* **Exercise instructions**
Write out all entries word for word.

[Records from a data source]
════════

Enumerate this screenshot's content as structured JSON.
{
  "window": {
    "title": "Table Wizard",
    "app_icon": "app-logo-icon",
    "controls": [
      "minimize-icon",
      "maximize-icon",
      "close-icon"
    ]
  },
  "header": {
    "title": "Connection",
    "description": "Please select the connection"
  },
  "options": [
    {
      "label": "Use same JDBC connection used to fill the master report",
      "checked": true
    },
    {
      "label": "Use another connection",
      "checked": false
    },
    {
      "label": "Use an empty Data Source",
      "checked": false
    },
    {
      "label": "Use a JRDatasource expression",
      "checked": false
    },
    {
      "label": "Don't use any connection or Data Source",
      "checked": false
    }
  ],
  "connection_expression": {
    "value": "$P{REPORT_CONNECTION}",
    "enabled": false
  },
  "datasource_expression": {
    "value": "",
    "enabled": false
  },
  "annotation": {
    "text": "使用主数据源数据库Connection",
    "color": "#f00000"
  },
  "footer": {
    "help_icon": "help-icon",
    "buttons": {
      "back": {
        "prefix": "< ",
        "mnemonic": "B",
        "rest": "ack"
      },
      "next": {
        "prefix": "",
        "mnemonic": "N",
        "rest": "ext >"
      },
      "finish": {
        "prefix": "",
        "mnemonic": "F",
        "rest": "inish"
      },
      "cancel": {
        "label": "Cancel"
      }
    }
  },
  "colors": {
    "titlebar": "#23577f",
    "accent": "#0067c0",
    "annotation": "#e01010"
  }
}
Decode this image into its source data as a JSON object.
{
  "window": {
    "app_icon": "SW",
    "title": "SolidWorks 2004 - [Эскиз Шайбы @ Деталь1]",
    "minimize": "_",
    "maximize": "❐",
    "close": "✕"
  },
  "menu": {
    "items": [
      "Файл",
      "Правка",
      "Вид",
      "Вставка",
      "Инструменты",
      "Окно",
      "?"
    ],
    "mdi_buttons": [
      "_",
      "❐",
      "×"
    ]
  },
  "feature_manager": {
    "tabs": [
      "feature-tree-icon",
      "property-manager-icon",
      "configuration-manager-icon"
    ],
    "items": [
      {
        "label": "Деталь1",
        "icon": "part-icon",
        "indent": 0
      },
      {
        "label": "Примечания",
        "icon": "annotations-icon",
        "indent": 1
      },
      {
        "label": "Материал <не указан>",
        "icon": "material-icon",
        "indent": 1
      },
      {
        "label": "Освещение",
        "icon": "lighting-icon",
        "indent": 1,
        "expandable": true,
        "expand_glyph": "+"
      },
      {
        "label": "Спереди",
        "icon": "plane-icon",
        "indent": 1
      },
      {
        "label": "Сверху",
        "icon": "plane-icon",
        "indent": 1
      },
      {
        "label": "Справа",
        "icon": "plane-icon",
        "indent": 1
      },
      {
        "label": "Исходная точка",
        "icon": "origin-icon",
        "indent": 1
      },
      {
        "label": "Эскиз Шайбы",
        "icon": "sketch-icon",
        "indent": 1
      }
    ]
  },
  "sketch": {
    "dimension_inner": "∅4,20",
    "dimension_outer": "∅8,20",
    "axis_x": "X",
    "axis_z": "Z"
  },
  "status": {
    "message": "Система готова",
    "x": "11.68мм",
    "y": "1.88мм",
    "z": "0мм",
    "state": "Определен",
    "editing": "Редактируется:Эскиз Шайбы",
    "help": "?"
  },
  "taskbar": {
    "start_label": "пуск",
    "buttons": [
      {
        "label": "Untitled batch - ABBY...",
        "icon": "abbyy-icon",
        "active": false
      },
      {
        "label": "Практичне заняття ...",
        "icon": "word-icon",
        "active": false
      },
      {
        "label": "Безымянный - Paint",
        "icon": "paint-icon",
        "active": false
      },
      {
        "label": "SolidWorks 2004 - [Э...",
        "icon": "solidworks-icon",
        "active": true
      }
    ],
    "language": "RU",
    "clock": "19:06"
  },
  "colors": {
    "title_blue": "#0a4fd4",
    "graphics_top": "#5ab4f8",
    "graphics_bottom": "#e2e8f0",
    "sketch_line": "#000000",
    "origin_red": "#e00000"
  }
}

════════

* **Worked solution**
Enumerate this screenshot's content as structured JSON.
{
  "window": {
    "title": "Table Wizard",
    "app_icon": "app-logo-icon",
    "controls": [
      "minimize-icon",
      "maximize-icon",
      "close-icon"
    ]
  },
  "header": {
    "title": "Connection",
    "description": "Please select the connection"
  },
  "options": [
    {
      "label": "Use same JDBC connection used to fill the master report",
      "checked": true
    },
    {
      "label": "Use another connection",
      "checked": false
    },
    {
      "label": "Use an empty Data Source",
      "checked": false
    },
    {
      "label": "Use a JRDatasource expression",
      "checked": false
    },
    {
      "label": "Don't use any connection or Data Source",
      "checked": false
    }
  ],
  "connection_expression": {
    "value": "$P{REPORT_CONNECTION}",
    "enabled": false
  },
  "datasource_expression": {
    "value": "",
    "enabled": false
  },
  "annotation": {
    "text": "使用主数据源数据库Connection",
    "color": "#f00000"
  },
  "footer": {
    "help_icon": "help-icon",
    "buttons": {
      "back": {
        "prefix": "< ",
        "mnemonic": "B",
        "rest": "ack"
      },
      "next": {
        "prefix": "",
        "mnemonic": "N",
        "rest": "ext >"
      },
      "finish": {
        "prefix": "",
        "mnemonic": "F",
        "rest": "inish"
      },
      "cancel": {
        "label": "Cancel"
      }
    }
  },
  "colors": {
    "titlebar": "#23577f",
    "accent": "#0067c0",
    "annotation": "#e01010"
  }
}
Decode this image into its source data as a JSON object.
{
  "window": {
    "app_icon": "SW",
    "title": "SolidWorks 2004 - [Эскиз Шайбы @ Деталь1]",
    "minimize": "_",
    "maximize": "❐",
    "close": "✕"
  },
  "menu": {
    "items": [
      "Файл",
      "Правка",
      "Вид",
      "Вставка",
      "Инструменты",
      "Окно",
      "?"
    ],
    "mdi_buttons": [
      "_",
      "❐",
      "×"
    ]
  },
  "feature_manager": {
    "tabs": [
      "feature-tree-icon",
      "property-manager-icon",
      "configuration-manager-icon"
    ],
    "items": [
      {
        "label": "Деталь1",
        "icon": "part-icon",
        "indent": 0
      },
      {
        "label": "Примечания",
        "icon": "annotations-icon",
        "indent": 1
      },
      {
        "label": "Материал <не указан>",
        "icon": "material-icon",
        "indent": 1
      },
      {
        "label": "Освещение",
        "icon": "lighting-icon",
        "indent": 1,
        "expandable": true,
        "expand_glyph": "+"
      },
      {
        "label": "Спереди",
        "icon": "plane-icon",
        "indent": 1
      },
      {
        "label": "Сверху",
        "icon": "plane-icon",
        "indent": 1
      },
      {
        "label": "Справа",
        "icon": "plane-icon",
        "indent": 1
      },
      {
        "label": "Исходная точка",
        "icon": "origin-icon",
        "indent": 1
      },
      {
        "label": "Эскиз Шайбы",
        "icon": "sketch-icon",
        "indent": 1
      }
    ]
  },
  "sketch": {
    "dimension_inner": "∅4,20",
    "dimension_outer": "∅8,20",
    "axis_x": "X",
    "axis_z": "Z"
  },
  "status": {
    "message": "Система готова",
    "x": "11.68мм",
    "y": "1.88мм",
    "z": "0мм",
    "state": "Определен",
    "editing": "Редактируется:Эскиз Шайбы",
    "help": "?"
  },
  "taskbar": {
    "start_label": "пуск",
    "buttons": [
      {
        "label": "Untitled batch - ABBY...",
        "icon": "abbyy-icon",
        "active": false
      },
      {
        "label": "Практичне заняття ...",
        "icon": "word-icon",
        "active": false
      },
      {
        "label": "Безымянный - Paint",
        "icon": "paint-icon",
        "active": false
      },
      {
        "label": "SolidWorks 2004 - [Э...",
        "icon": "solidworks-icon",
        "active": true
      }
    ],
    "language": "RU",
    "clock": "19:06"
  },
  "colors": {
    "title_blue": "#0a4fd4",
    "graphics_top": "#5ab4f8",
    "graphics_bottom": "#e2e8f0",
    "sketch_line": "#000000",
    "origin_red": "#e00000"
  }
}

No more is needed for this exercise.